***** EXERCISE INPUTS *****
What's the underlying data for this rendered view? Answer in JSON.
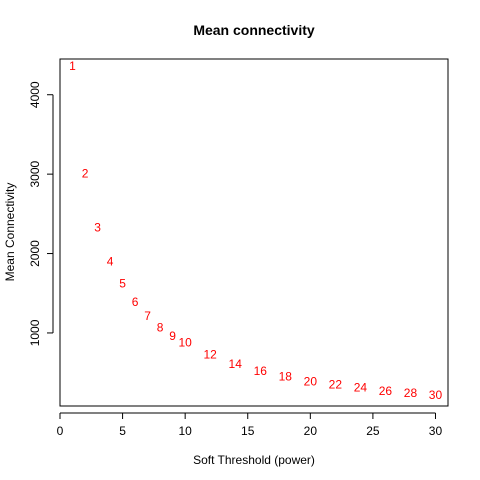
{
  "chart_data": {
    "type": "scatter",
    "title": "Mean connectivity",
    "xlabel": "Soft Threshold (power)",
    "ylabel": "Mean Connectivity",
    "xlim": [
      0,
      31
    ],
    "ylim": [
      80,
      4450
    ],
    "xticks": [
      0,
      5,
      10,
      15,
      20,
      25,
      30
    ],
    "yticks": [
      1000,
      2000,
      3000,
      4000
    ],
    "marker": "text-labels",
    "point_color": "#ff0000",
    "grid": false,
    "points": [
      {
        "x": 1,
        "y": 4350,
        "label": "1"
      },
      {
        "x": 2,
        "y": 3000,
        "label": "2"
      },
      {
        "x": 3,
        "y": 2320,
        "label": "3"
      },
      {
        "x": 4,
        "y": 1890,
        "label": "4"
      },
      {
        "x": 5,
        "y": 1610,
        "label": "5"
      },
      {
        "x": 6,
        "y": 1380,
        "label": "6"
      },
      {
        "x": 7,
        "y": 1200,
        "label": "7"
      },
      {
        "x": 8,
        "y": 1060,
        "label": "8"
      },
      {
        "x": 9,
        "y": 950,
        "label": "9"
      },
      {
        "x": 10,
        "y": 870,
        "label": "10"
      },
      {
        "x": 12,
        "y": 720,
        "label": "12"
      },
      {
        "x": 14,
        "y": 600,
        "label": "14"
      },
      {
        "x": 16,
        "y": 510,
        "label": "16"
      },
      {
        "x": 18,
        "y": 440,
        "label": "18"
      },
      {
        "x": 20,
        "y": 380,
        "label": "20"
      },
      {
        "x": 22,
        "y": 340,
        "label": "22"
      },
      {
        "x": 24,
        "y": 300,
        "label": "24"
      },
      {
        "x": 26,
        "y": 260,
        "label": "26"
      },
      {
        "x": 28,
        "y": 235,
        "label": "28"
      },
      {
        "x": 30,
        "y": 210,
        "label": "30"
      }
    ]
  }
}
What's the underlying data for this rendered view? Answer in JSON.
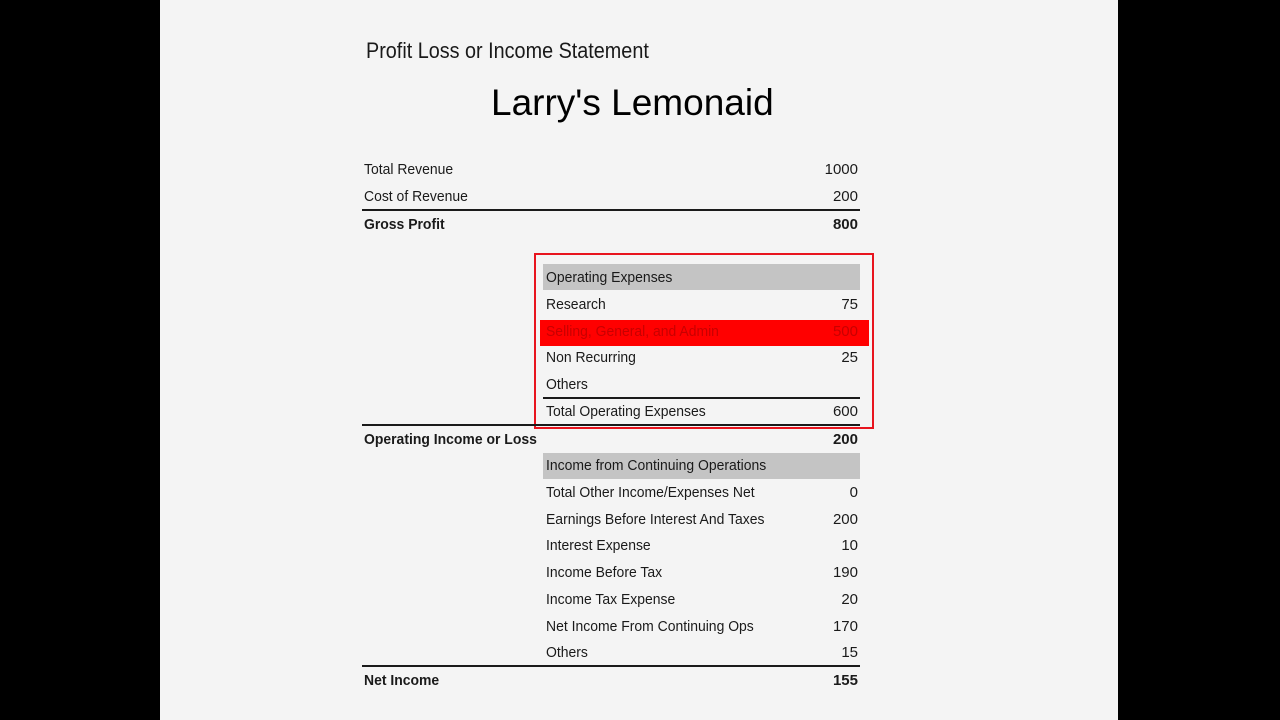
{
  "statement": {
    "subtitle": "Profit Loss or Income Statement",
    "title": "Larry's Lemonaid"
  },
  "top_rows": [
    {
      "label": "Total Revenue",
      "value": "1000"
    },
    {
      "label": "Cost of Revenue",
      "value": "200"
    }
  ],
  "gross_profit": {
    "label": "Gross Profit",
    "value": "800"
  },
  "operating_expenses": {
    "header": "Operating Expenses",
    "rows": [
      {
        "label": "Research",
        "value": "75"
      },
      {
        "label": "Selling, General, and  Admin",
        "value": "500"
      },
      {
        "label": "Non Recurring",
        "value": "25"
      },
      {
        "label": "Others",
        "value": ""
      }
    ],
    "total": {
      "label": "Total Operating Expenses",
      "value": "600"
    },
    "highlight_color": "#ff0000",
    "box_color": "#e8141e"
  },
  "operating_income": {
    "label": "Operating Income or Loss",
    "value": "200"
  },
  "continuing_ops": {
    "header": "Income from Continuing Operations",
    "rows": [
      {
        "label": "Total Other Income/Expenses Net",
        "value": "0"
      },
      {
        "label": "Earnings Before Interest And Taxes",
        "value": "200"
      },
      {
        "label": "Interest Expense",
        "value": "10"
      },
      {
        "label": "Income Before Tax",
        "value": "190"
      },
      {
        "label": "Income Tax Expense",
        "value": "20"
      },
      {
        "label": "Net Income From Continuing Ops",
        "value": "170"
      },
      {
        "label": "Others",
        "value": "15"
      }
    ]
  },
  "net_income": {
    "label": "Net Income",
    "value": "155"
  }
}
*****
GIVEN EXERCISE
Make an exact copy of the records above, with the pictures left out.

SOLVED EXERCISE
What's the underlying data for this rendered view? Answer in JSON.
{
  "chart_data": {
    "type": "scatter",
    "title": "Mean connectivity",
    "xlabel": "Soft Threshold (power)",
    "ylabel": "Mean Connectivity",
    "xlim": [
      0,
      31
    ],
    "ylim": [
      80,
      4450
    ],
    "xticks": [
      0,
      5,
      10,
      15,
      20,
      25,
      30
    ],
    "yticks": [
      1000,
      2000,
      3000,
      4000
    ],
    "marker": "text-labels",
    "point_color": "#ff0000",
    "grid": false,
    "points": [
      {
        "x": 1,
        "y": 4350,
        "label": "1"
      },
      {
        "x": 2,
        "y": 3000,
        "label": "2"
      },
      {
        "x": 3,
        "y": 2320,
        "label": "3"
      },
      {
        "x": 4,
        "y": 1890,
        "label": "4"
      },
      {
        "x": 5,
        "y": 1610,
        "label": "5"
      },
      {
        "x": 6,
        "y": 1380,
        "label": "6"
      },
      {
        "x": 7,
        "y": 1200,
        "label": "7"
      },
      {
        "x": 8,
        "y": 1060,
        "label": "8"
      },
      {
        "x": 9,
        "y": 950,
        "label": "9"
      },
      {
        "x": 10,
        "y": 870,
        "label": "10"
      },
      {
        "x": 12,
        "y": 720,
        "label": "12"
      },
      {
        "x": 14,
        "y": 600,
        "label": "14"
      },
      {
        "x": 16,
        "y": 510,
        "label": "16"
      },
      {
        "x": 18,
        "y": 440,
        "label": "18"
      },
      {
        "x": 20,
        "y": 380,
        "label": "20"
      },
      {
        "x": 22,
        "y": 340,
        "label": "22"
      },
      {
        "x": 24,
        "y": 300,
        "label": "24"
      },
      {
        "x": 26,
        "y": 260,
        "label": "26"
      },
      {
        "x": 28,
        "y": 235,
        "label": "28"
      },
      {
        "x": 30,
        "y": 210,
        "label": "30"
      }
    ]
  }
}
What's the underlying data for this rendered view? Answer in JSON.
{
  "statement": {
    "subtitle": "Profit Loss or Income Statement",
    "title": "Larry's Lemonaid"
  },
  "top_rows": [
    {
      "label": "Total Revenue",
      "value": "1000"
    },
    {
      "label": "Cost of Revenue",
      "value": "200"
    }
  ],
  "gross_profit": {
    "label": "Gross Profit",
    "value": "800"
  },
  "operating_expenses": {
    "header": "Operating Expenses",
    "rows": [
      {
        "label": "Research",
        "value": "75"
      },
      {
        "label": "Selling, General, and  Admin",
        "value": "500"
      },
      {
        "label": "Non Recurring",
        "value": "25"
      },
      {
        "label": "Others",
        "value": ""
      }
    ],
    "total": {
      "label": "Total Operating Expenses",
      "value": "600"
    },
    "highlight_color": "#ff0000",
    "box_color": "#e8141e"
  },
  "operating_income": {
    "label": "Operating Income or Loss",
    "value": "200"
  },
  "continuing_ops": {
    "header": "Income from Continuing Operations",
    "rows": [
      {
        "label": "Total Other Income/Expenses Net",
        "value": "0"
      },
      {
        "label": "Earnings Before Interest And Taxes",
        "value": "200"
      },
      {
        "label": "Interest Expense",
        "value": "10"
      },
      {
        "label": "Income Before Tax",
        "value": "190"
      },
      {
        "label": "Income Tax Expense",
        "value": "20"
      },
      {
        "label": "Net Income From Continuing Ops",
        "value": "170"
      },
      {
        "label": "Others",
        "value": "15"
      }
    ]
  },
  "net_income": {
    "label": "Net Income",
    "value": "155"
  }
}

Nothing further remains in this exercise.